* _Problem requirements_:
According to the text on cash flows, how much net cash was used in financing activities during the three months ended March 31, 2011?

* _Text_:
▶

Net cash used in investing activities was approximately $4.9 million for the three months ended March 31, 2011, compared to approximately $1.2 million for the same period in 2010. This increase was primarily attributable to our acquisition of two real properties during the three months ended March 31, 2011, offset by the repayment of one of our debt related investments.

Financing Activities

Net cash used in financing activities during the three months ended March 31, 2011 was approximately $40.5 million and primarily comprised the redemption of common shares, distributions to common stockholders and noncontrolling interest holders, and scheduled repayment of our mortgage notes and other secured borrowings. Net cash used in financing activities during the same period in 2010 was approximately $40.1 million and primarily comprised the redemption of common shares, distributions to common stockholders, and the repayment of other secured borrowings.

Debt Maturities

The following table reflects our contractual debt maturities as of March 31, 2011, specifically our obligations under mortgage note agreements and other secured borrowings (amounts in thousands).

 

     As of March 31, 2011  

Year Ending December 31,

   Number of
Borrowings
Maturing (1)
     Outstanding
Balance (2) (3) (4)

◀

* _Source excerpt_:
▶

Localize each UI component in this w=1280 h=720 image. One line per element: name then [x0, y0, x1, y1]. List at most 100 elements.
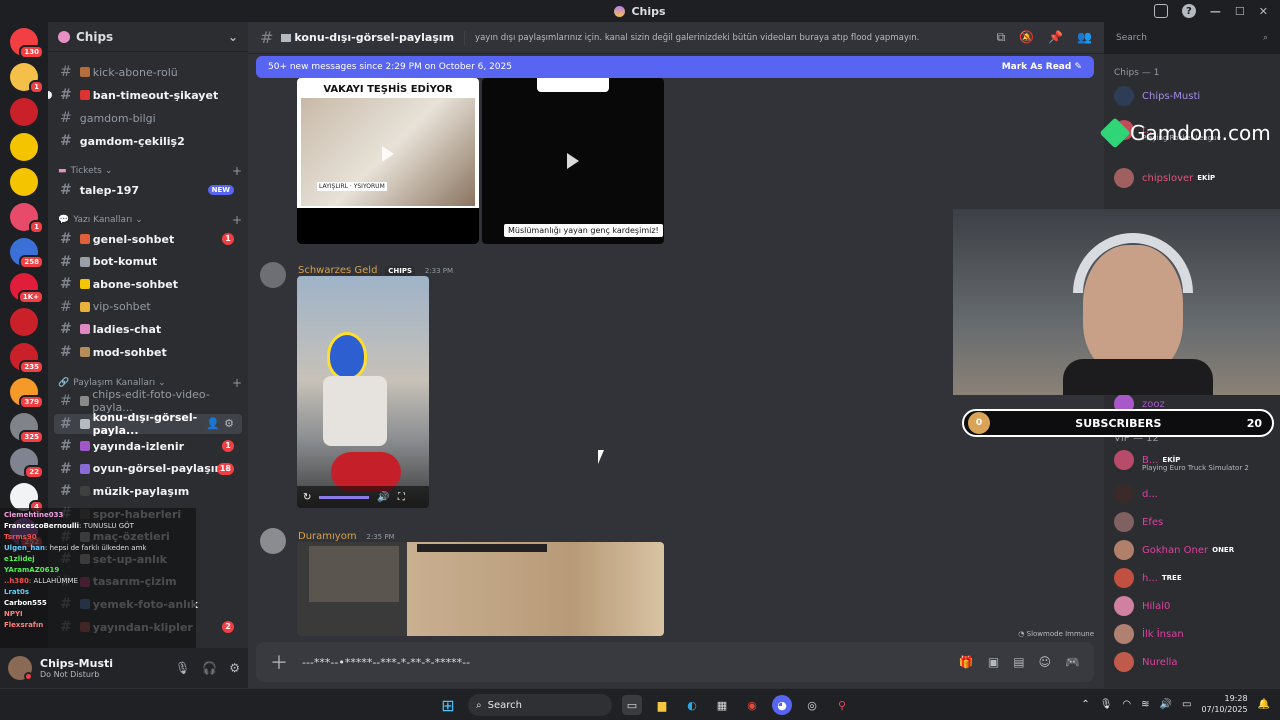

◀

* _Reply_:
Approximately $40.5 million.